— start RECORD EXTRACTS —

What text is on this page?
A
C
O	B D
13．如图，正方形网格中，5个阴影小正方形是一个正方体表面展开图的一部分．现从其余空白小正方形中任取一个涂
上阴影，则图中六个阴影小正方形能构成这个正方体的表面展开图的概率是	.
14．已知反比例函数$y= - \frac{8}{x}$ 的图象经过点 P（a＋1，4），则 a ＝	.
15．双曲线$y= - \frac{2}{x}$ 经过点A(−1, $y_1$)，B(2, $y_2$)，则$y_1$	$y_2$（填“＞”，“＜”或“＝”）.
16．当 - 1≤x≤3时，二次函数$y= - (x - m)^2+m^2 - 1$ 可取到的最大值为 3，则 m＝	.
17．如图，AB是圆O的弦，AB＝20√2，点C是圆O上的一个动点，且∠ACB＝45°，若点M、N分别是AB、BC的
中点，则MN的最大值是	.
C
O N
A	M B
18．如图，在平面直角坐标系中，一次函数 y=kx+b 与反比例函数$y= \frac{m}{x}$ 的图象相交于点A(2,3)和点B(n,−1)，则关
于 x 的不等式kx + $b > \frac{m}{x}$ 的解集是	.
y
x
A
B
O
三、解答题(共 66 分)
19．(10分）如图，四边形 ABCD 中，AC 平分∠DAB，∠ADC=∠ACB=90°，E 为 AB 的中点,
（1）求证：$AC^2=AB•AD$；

— end RECORD EXTRACTS —

■ **WHAT IS REQUIRED**
Print the records above in full, exactly.

■ **TASK RESULT**
What text is on this page?
A
C
O	B D
13．如图，正方形网格中，5个阴影小正方形是一个正方体表面展开图的一部分．现从其余空白小正方形中任取一个涂
上阴影，则图中六个阴影小正方形能构成这个正方体的表面展开图的概率是	.
14．已知反比例函数$y= - \frac{8}{x}$ 的图象经过点 P（a＋1，4），则 a ＝	.
15．双曲线$y= - \frac{2}{x}$ 经过点A(−1, $y_1$)，B(2, $y_2$)，则$y_1$	$y_2$（填“＞”，“＜”或“＝”）.
16．当 - 1≤x≤3时，二次函数$y= - (x - m)^2+m^2 - 1$ 可取到的最大值为 3，则 m＝	.
17．如图，AB是圆O的弦，AB＝20√2，点C是圆O上的一个动点，且∠ACB＝45°，若点M、N分别是AB、BC的
中点，则MN的最大值是	.
C
O N
A	M B
18．如图，在平面直角坐标系中，一次函数 y=kx+b 与反比例函数$y= \frac{m}{x}$ 的图象相交于点A(2,3)和点B(n,−1)，则关
于 x 的不等式kx + $b > \frac{m}{x}$ 的解集是	.
y
x
A
B
O
三、解答题(共 66 分)
19．(10分）如图，四边形 ABCD 中，AC 平分∠DAB，∠ADC=∠ACB=90°，E 为 AB 的中点,
（1）求证：$AC^2=AB•AD$；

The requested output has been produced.